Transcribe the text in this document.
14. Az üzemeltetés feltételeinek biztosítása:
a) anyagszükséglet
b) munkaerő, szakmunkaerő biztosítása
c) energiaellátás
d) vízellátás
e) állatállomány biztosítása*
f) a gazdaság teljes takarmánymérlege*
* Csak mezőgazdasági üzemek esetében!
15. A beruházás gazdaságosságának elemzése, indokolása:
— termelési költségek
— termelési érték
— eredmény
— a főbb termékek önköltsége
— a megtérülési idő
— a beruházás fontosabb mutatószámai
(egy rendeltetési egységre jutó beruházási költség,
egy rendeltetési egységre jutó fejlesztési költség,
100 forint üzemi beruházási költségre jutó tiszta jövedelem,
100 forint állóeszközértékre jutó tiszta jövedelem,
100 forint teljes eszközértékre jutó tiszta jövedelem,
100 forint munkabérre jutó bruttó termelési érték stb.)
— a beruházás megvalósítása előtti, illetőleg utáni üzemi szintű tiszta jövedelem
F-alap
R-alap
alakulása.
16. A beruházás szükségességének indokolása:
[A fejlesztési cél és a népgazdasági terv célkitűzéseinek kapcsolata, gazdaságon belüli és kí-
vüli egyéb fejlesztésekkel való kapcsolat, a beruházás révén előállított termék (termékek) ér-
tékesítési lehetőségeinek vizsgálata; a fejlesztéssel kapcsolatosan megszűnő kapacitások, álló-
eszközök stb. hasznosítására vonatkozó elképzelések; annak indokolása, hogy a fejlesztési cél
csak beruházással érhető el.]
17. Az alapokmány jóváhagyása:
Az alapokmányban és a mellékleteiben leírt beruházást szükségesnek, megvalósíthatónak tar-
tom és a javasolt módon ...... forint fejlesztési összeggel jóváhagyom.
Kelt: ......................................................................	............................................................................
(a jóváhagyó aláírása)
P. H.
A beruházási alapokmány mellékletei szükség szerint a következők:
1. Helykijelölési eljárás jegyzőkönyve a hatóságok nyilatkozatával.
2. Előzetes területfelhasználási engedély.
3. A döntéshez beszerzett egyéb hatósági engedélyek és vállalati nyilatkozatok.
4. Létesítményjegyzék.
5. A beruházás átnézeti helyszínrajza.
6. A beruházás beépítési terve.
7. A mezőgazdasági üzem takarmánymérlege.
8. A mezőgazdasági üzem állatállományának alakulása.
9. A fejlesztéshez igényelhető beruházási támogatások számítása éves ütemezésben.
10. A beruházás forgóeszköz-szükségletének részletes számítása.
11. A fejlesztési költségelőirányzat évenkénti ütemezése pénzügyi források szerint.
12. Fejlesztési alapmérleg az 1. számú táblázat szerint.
....
**What the exercise asks:**
Copy every line exactly. Leave nothing out.

**Result of the exercise:**
Transcribe the text in this document.
14. Az üzemeltetés feltételeinek biztosítása:
a) anyagszükséglet
b) munkaerő, szakmunkaerő biztosítása
c) energiaellátás
d) vízellátás
e) állatállomány biztosítása*
f) a gazdaság teljes takarmánymérlege*
* Csak mezőgazdasági üzemek esetében!
15. A beruházás gazdaságosságának elemzése, indokolása:
— termelési költségek
— termelési érték
— eredmény
— a főbb termékek önköltsége
— a megtérülési idő
— a beruházás fontosabb mutatószámai
(egy rendeltetési egységre jutó beruházási költség,
egy rendeltetési egységre jutó fejlesztési költség,
100 forint üzemi beruházási költségre jutó tiszta jövedelem,
100 forint állóeszközértékre jutó tiszta jövedelem,
100 forint teljes eszközértékre jutó tiszta jövedelem,
100 forint munkabérre jutó bruttó termelési érték stb.)
— a beruházás megvalósítása előtti, illetőleg utáni üzemi szintű tiszta jövedelem
F-alap
R-alap
alakulása.
16. A beruházás szükségességének indokolása:
[A fejlesztési cél és a népgazdasági terv célkitűzéseinek kapcsolata, gazdaságon belüli és kí-
vüli egyéb fejlesztésekkel való kapcsolat, a beruházás révén előállított termék (termékek) ér-
tékesítési lehetőségeinek vizsgálata; a fejlesztéssel kapcsolatosan megszűnő kapacitások, álló-
eszközök stb. hasznosítására vonatkozó elképzelések; annak indokolása, hogy a fejlesztési cél
csak beruházással érhető el.]
17. Az alapokmány jóváhagyása:
Az alapokmányban és a mellékleteiben leírt beruházást szükségesnek, megvalósíthatónak tar-
tom és a javasolt módon ...... forint fejlesztési összeggel jóváhagyom.
Kelt: ......................................................................	............................................................................
(a jóváhagyó aláírása)
P. H.
A beruházási alapokmány mellékletei szükség szerint a következők:
1. Helykijelölési eljárás jegyzőkönyve a hatóságok nyilatkozatával.
2. Előzetes területfelhasználási engedély.
3. A döntéshez beszerzett egyéb hatósági engedélyek és vállalati nyilatkozatok.
4. Létesítményjegyzék.
5. A beruházás átnézeti helyszínrajza.
6. A beruházás beépítési terve.
7. A mezőgazdasági üzem takarmánymérlege.
8. A mezőgazdasági üzem állatállományának alakulása.
9. A fejlesztéshez igényelhető beruházási támogatások számítása éves ütemezésben.
10. A beruházás forgóeszköz-szükségletének részletes számítása.
11. A fejlesztési költségelőirányzat évenkénti ütemezése pénzügyi források szerint.
12. Fejlesztési alapmérleg az 1. számú táblázat szerint.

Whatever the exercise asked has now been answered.